- Records for this exercise -
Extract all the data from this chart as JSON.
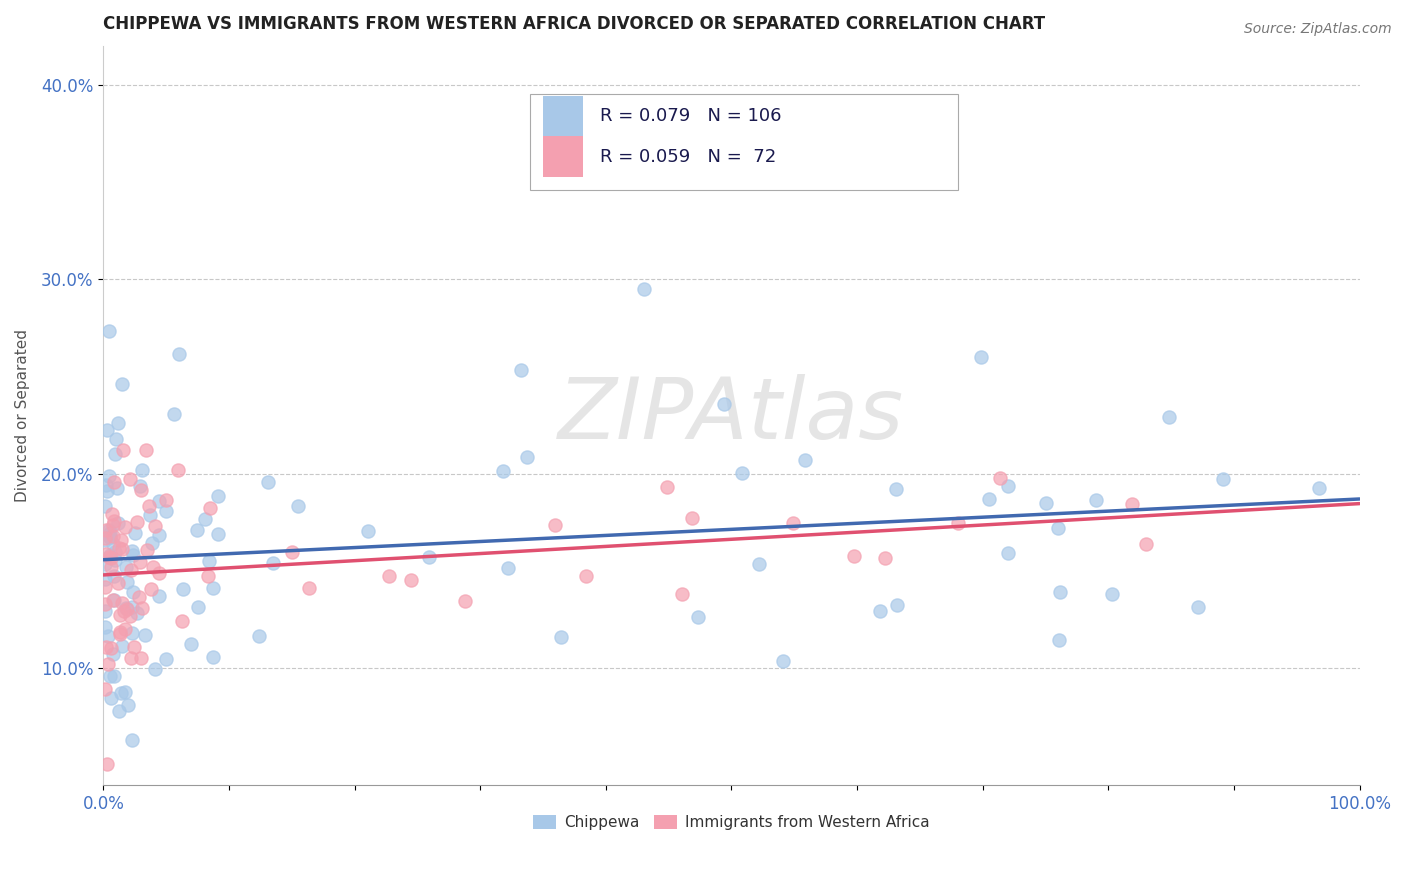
{
  "title": "CHIPPEWA VS IMMIGRANTS FROM WESTERN AFRICA DIVORCED OR SEPARATED CORRELATION CHART",
  "source_text": "Source: ZipAtlas.com",
  "ylabel": "Divorced or Separated",
  "xlabel": "",
  "xlim": [
    0.0,
    1.0
  ],
  "ylim": [
    0.04,
    0.42
  ],
  "yticks": [
    0.1,
    0.2,
    0.3,
    0.4
  ],
  "ytick_labels": [
    "10.0%",
    "20.0%",
    "30.0%",
    "40.0%"
  ],
  "xtick_labels": [
    "0.0%",
    "",
    "",
    "",
    "",
    "",
    "",
    "",
    "",
    "",
    "100.0%"
  ],
  "blue_color": "#a8c8e8",
  "pink_color": "#f4a0b0",
  "blue_line_color": "#4169b0",
  "pink_line_color": "#e05070",
  "series1_label": "Chippewa",
  "series2_label": "Immigrants from Western Africa",
  "watermark": "ZIPAtlas",
  "background_color": "#ffffff",
  "title_fontsize": 12,
  "axis_label_color": "#4472c4",
  "text_color": "#1a1a4e",
  "blue_R": 0.079,
  "blue_N": 106,
  "pink_R": 0.059,
  "pink_N": 72
}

- Task -
Restate the data above exactly, stripping out each image.

- Response to this task -
Extract all the data from this chart as JSON.
{
  "title": "CHIPPEWA VS IMMIGRANTS FROM WESTERN AFRICA DIVORCED OR SEPARATED CORRELATION CHART",
  "source_text": "Source: ZipAtlas.com",
  "ylabel": "Divorced or Separated",
  "xlabel": "",
  "xlim": [
    0.0,
    1.0
  ],
  "ylim": [
    0.04,
    0.42
  ],
  "yticks": [
    0.1,
    0.2,
    0.3,
    0.4
  ],
  "ytick_labels": [
    "10.0%",
    "20.0%",
    "30.0%",
    "40.0%"
  ],
  "xtick_labels": [
    "0.0%",
    "",
    "",
    "",
    "",
    "",
    "",
    "",
    "",
    "",
    "100.0%"
  ],
  "blue_color": "#a8c8e8",
  "pink_color": "#f4a0b0",
  "blue_line_color": "#4169b0",
  "pink_line_color": "#e05070",
  "series1_label": "Chippewa",
  "series2_label": "Immigrants from Western Africa",
  "watermark": "ZIPAtlas",
  "background_color": "#ffffff",
  "title_fontsize": 12,
  "axis_label_color": "#4472c4",
  "text_color": "#1a1a4e",
  "blue_R": 0.079,
  "blue_N": 106,
  "pink_R": 0.059,
  "pink_N": 72
}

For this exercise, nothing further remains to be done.